Retype the data that follows line by line, exactly, and leave its pictures out.

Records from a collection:
..............................

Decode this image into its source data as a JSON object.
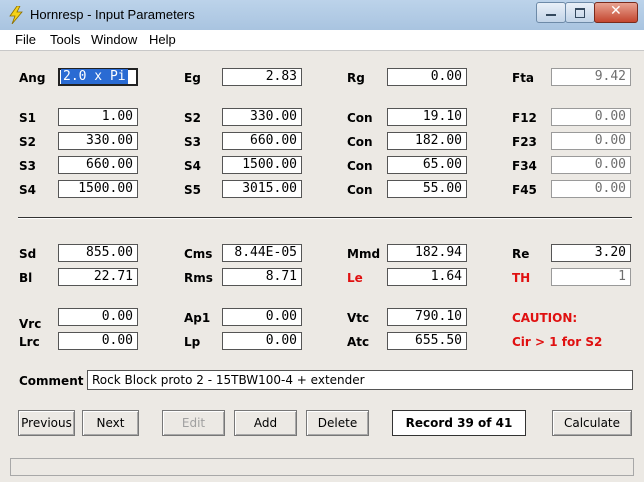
{
  "window": {
    "title": "Hornresp - Input Parameters"
  },
  "menu": [
    "File",
    "Tools",
    "Window",
    "Help"
  ],
  "params": {
    "ang": {
      "label": "Ang",
      "value": "2.0 x Pi"
    },
    "eg": {
      "label": "Eg",
      "value": "2.83"
    },
    "rg": {
      "label": "Rg",
      "value": "0.00"
    },
    "fta": {
      "label": "Fta",
      "value": "9.42"
    },
    "s1": {
      "label": "S1",
      "value": "1.00"
    },
    "s2a": {
      "label": "S2",
      "value": "330.00"
    },
    "con1": {
      "label": "Con",
      "value": "19.10"
    },
    "f12": {
      "label": "F12",
      "value": "0.00"
    },
    "s2b": {
      "label": "S2",
      "value": "330.00"
    },
    "s3a": {
      "label": "S3",
      "value": "660.00"
    },
    "con2": {
      "label": "Con",
      "value": "182.00"
    },
    "f23": {
      "label": "F23",
      "value": "0.00"
    },
    "s3b": {
      "label": "S3",
      "value": "660.00"
    },
    "s4a": {
      "label": "S4",
      "value": "1500.00"
    },
    "con3": {
      "label": "Con",
      "value": "65.00"
    },
    "f34": {
      "label": "F34",
      "value": "0.00"
    },
    "s4b": {
      "label": "S4",
      "value": "1500.00"
    },
    "s5": {
      "label": "S5",
      "value": "3015.00"
    },
    "con4": {
      "label": "Con",
      "value": "55.00"
    },
    "f45": {
      "label": "F45",
      "value": "0.00"
    },
    "sd": {
      "label": "Sd",
      "value": "855.00"
    },
    "cms": {
      "label": "Cms",
      "value": "8.44E-05"
    },
    "mmd": {
      "label": "Mmd",
      "value": "182.94"
    },
    "re": {
      "label": "Re",
      "value": "3.20"
    },
    "bl": {
      "label": "Bl",
      "value": "22.71"
    },
    "rms": {
      "label": "Rms",
      "value": "8.71"
    },
    "le": {
      "label": "Le",
      "value": "1.64"
    },
    "th": {
      "label": "TH",
      "value": "1"
    },
    "vrc": {
      "label": "Vrc",
      "value": "0.00"
    },
    "ap1": {
      "label": "Ap1",
      "value": "0.00"
    },
    "vtc": {
      "label": "Vtc",
      "value": "790.10"
    },
    "lrc": {
      "label": "Lrc",
      "value": "0.00"
    },
    "lp": {
      "label": "Lp",
      "value": "0.00"
    },
    "atc": {
      "label": "Atc",
      "value": "655.50"
    }
  },
  "caution": {
    "title": "CAUTION:",
    "message": "Cir > 1 for S2"
  },
  "comment": {
    "label": "Comment",
    "value": "Rock Block proto 2 - 15TBW100-4 + extender"
  },
  "buttons": {
    "previous": "Previous",
    "next": "Next",
    "edit": "Edit",
    "add": "Add",
    "delete": "Delete",
    "calculate": "Calculate"
  },
  "record": "Record 39 of 41",
  "colors": {
    "accent_red": "#e01010",
    "selection": "#2a6bd3"
  }
}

..............................

The output
Decode this image into its source data as a JSON object.
{
  "window": {
    "title": "Hornresp - Input Parameters"
  },
  "menu": [
    "File",
    "Tools",
    "Window",
    "Help"
  ],
  "params": {
    "ang": {
      "label": "Ang",
      "value": "2.0 x Pi"
    },
    "eg": {
      "label": "Eg",
      "value": "2.83"
    },
    "rg": {
      "label": "Rg",
      "value": "0.00"
    },
    "fta": {
      "label": "Fta",
      "value": "9.42"
    },
    "s1": {
      "label": "S1",
      "value": "1.00"
    },
    "s2a": {
      "label": "S2",
      "value": "330.00"
    },
    "con1": {
      "label": "Con",
      "value": "19.10"
    },
    "f12": {
      "label": "F12",
      "value": "0.00"
    },
    "s2b": {
      "label": "S2",
      "value": "330.00"
    },
    "s3a": {
      "label": "S3",
      "value": "660.00"
    },
    "con2": {
      "label": "Con",
      "value": "182.00"
    },
    "f23": {
      "label": "F23",
      "value": "0.00"
    },
    "s3b": {
      "label": "S3",
      "value": "660.00"
    },
    "s4a": {
      "label": "S4",
      "value": "1500.00"
    },
    "con3": {
      "label": "Con",
      "value": "65.00"
    },
    "f34": {
      "label": "F34",
      "value": "0.00"
    },
    "s4b": {
      "label": "S4",
      "value": "1500.00"
    },
    "s5": {
      "label": "S5",
      "value": "3015.00"
    },
    "con4": {
      "label": "Con",
      "value": "55.00"
    },
    "f45": {
      "label": "F45",
      "value": "0.00"
    },
    "sd": {
      "label": "Sd",
      "value": "855.00"
    },
    "cms": {
      "label": "Cms",
      "value": "8.44E-05"
    },
    "mmd": {
      "label": "Mmd",
      "value": "182.94"
    },
    "re": {
      "label": "Re",
      "value": "3.20"
    },
    "bl": {
      "label": "Bl",
      "value": "22.71"
    },
    "rms": {
      "label": "Rms",
      "value": "8.71"
    },
    "le": {
      "label": "Le",
      "value": "1.64"
    },
    "th": {
      "label": "TH",
      "value": "1"
    },
    "vrc": {
      "label": "Vrc",
      "value": "0.00"
    },
    "ap1": {
      "label": "Ap1",
      "value": "0.00"
    },
    "vtc": {
      "label": "Vtc",
      "value": "790.10"
    },
    "lrc": {
      "label": "Lrc",
      "value": "0.00"
    },
    "lp": {
      "label": "Lp",
      "value": "0.00"
    },
    "atc": {
      "label": "Atc",
      "value": "655.50"
    }
  },
  "caution": {
    "title": "CAUTION:",
    "message": "Cir > 1 for S2"
  },
  "comment": {
    "label": "Comment",
    "value": "Rock Block proto 2 - 15TBW100-4 + extender"
  },
  "buttons": {
    "previous": "Previous",
    "next": "Next",
    "edit": "Edit",
    "add": "Add",
    "delete": "Delete",
    "calculate": "Calculate"
  },
  "record": "Record 39 of 41",
  "colors": {
    "accent_red": "#e01010",
    "selection": "#2a6bd3"
  }
}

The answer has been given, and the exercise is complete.